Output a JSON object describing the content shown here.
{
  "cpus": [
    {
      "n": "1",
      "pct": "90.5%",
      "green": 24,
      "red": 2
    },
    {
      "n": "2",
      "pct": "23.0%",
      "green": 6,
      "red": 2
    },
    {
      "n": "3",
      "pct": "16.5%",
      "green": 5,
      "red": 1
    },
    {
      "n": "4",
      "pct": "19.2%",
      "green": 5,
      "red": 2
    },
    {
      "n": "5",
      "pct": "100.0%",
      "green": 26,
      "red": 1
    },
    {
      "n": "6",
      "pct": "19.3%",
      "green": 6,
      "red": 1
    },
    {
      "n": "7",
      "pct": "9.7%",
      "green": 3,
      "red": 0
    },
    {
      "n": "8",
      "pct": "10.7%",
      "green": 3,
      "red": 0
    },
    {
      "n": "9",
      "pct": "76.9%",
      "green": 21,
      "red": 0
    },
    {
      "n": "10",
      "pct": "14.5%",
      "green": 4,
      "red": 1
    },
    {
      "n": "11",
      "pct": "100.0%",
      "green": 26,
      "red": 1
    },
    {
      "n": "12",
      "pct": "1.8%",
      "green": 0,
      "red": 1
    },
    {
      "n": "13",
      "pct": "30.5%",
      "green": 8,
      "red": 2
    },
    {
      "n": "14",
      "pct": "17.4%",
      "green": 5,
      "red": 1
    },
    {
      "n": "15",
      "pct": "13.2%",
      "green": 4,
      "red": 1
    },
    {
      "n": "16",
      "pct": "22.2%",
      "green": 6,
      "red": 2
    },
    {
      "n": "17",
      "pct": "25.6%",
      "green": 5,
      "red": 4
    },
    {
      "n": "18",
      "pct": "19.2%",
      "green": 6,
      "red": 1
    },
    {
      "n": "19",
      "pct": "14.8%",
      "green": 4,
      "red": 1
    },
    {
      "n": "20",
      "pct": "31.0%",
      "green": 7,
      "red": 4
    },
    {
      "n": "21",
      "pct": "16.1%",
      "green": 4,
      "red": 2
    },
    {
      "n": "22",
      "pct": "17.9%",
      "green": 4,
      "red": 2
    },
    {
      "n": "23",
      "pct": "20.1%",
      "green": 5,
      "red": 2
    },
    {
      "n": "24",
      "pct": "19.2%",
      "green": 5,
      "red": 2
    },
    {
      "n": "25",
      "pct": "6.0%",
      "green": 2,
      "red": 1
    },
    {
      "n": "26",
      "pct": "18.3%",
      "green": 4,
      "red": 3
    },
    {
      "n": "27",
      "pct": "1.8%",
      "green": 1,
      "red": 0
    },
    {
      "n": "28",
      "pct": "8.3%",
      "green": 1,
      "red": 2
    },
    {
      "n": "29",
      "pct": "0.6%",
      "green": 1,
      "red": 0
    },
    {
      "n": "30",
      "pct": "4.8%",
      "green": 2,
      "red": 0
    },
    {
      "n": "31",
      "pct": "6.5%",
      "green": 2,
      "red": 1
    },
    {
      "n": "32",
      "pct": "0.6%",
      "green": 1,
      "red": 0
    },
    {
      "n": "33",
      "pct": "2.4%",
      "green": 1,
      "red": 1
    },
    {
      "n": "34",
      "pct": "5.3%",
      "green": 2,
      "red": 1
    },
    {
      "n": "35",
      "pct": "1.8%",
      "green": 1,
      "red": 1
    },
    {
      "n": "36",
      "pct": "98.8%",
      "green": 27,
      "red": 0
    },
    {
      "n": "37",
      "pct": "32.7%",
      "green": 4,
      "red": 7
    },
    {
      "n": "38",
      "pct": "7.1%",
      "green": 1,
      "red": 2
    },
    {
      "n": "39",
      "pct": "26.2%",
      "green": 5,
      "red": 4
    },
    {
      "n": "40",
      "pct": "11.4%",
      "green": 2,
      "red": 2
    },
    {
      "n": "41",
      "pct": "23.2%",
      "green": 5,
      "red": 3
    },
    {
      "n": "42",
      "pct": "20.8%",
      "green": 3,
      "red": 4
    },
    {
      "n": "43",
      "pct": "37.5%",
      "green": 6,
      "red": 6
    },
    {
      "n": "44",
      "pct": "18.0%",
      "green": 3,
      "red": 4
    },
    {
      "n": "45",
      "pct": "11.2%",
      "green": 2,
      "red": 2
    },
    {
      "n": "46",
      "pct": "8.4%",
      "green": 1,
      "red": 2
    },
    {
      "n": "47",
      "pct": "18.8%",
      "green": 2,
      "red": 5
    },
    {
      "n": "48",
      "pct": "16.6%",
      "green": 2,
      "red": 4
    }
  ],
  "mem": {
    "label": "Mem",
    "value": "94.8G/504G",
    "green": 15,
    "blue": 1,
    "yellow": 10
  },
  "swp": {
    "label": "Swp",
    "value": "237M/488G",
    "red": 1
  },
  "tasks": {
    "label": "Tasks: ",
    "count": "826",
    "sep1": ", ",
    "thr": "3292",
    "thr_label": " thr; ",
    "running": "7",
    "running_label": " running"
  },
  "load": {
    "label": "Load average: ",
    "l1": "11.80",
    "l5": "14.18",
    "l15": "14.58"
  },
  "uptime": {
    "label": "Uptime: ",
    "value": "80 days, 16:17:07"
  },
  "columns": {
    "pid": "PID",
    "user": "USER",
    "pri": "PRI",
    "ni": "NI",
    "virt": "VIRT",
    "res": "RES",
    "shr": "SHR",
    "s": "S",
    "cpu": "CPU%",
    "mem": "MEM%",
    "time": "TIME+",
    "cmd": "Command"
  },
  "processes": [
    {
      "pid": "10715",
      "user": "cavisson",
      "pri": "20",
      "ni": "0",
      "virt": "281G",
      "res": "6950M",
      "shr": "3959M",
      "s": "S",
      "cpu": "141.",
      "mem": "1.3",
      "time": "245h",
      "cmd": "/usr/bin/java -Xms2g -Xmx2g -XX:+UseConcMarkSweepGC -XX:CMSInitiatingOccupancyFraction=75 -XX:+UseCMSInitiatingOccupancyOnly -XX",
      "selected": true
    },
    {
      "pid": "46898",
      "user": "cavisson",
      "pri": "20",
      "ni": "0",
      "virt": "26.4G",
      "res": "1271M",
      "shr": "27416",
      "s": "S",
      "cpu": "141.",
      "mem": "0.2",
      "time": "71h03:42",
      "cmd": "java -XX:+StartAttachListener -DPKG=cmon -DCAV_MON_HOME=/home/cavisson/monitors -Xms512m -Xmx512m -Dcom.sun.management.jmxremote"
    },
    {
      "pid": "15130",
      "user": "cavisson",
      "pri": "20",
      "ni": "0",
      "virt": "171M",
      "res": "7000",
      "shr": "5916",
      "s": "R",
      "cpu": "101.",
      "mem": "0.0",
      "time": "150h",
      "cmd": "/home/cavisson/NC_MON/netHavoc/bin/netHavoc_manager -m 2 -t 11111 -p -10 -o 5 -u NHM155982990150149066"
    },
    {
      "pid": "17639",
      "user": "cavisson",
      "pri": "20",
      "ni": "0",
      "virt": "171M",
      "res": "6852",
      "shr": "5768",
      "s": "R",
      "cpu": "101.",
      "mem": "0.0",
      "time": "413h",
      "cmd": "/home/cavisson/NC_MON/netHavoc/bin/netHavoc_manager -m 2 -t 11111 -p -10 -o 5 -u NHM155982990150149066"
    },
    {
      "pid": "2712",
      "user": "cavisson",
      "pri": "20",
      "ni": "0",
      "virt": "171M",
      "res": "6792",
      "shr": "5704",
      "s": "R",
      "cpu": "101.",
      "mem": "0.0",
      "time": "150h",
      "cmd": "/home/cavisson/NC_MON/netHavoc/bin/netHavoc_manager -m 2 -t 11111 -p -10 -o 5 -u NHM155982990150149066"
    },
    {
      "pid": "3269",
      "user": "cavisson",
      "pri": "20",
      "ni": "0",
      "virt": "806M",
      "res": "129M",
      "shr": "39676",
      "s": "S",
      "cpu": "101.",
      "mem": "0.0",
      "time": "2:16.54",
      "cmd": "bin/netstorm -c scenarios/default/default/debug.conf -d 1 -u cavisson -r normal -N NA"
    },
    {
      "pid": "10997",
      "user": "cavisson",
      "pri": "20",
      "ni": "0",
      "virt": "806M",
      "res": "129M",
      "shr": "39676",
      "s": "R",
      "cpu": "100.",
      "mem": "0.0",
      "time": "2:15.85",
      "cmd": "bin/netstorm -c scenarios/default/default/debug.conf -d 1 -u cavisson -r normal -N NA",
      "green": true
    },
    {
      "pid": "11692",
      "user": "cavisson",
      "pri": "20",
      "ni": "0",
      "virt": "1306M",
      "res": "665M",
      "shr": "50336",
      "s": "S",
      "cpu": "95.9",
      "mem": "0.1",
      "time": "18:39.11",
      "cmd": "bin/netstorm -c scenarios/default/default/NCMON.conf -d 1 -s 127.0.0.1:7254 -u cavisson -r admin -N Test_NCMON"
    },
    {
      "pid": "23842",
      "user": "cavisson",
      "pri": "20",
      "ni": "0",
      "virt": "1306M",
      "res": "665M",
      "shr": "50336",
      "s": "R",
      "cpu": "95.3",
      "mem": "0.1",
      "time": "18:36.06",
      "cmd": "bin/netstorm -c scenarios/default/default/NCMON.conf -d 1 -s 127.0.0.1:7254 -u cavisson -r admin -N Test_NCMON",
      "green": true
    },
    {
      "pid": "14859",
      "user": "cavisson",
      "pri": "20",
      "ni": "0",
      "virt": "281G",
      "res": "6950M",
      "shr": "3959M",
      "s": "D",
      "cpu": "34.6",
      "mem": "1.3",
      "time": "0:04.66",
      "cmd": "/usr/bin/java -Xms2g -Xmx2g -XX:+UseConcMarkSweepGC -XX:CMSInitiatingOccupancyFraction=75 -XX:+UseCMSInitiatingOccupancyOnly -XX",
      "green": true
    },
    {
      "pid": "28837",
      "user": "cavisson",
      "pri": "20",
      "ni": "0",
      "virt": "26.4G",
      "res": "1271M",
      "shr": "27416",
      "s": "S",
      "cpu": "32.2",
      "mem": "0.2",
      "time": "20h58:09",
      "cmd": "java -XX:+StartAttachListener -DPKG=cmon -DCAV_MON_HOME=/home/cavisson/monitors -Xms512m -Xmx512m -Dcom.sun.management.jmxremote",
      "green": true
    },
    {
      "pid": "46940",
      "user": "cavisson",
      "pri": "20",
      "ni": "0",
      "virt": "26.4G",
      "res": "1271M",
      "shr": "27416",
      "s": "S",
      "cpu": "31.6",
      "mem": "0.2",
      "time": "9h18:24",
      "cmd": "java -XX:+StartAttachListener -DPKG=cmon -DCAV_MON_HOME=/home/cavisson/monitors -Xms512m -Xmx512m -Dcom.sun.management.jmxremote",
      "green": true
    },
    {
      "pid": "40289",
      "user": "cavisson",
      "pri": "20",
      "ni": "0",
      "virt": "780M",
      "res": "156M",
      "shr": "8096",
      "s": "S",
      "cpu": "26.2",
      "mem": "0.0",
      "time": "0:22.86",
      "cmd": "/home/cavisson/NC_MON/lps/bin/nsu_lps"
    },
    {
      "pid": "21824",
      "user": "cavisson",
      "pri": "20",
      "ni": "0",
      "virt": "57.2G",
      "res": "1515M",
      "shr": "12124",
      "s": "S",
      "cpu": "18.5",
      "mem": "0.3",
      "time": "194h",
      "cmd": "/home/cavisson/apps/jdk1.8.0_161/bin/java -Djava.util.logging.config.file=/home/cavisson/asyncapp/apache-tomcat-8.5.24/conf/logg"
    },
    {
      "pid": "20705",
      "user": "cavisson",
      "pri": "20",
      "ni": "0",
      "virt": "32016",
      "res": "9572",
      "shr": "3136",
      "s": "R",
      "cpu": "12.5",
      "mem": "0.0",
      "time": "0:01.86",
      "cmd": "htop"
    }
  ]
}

▶ [Given request]: Copy each line of the data that contains the word "conf".

▶ [Exercise result]:
      "cmd": "bin/netstorm -c scenarios/default/default/debug.conf -d 1 -u cavisson -r normal -N NA"
      "cmd": "bin/netstorm -c scenarios/default/default/debug.conf -d 1 -u cavisson -r normal -N NA",
      "cmd": "bin/netstorm -c scenarios/default/default/NCMON.conf -d 1 -s 127.0.0.1:7254 -u cavisson -r admin -N Test_NCMON"
      "cmd": "bin/netstorm -c scenarios/default/default/NCMON.conf -d 1 -s 127.0.0.1:7254 -u cavisson -r admin -N Test_NCMON",
      "cmd": "/home/cavisson/apps/jdk1.8.0_161/bin/java -Djava.util.logging.config.file=/home/cavisson/asyncapp/apache-tomcat-8.5.24/conf/logg"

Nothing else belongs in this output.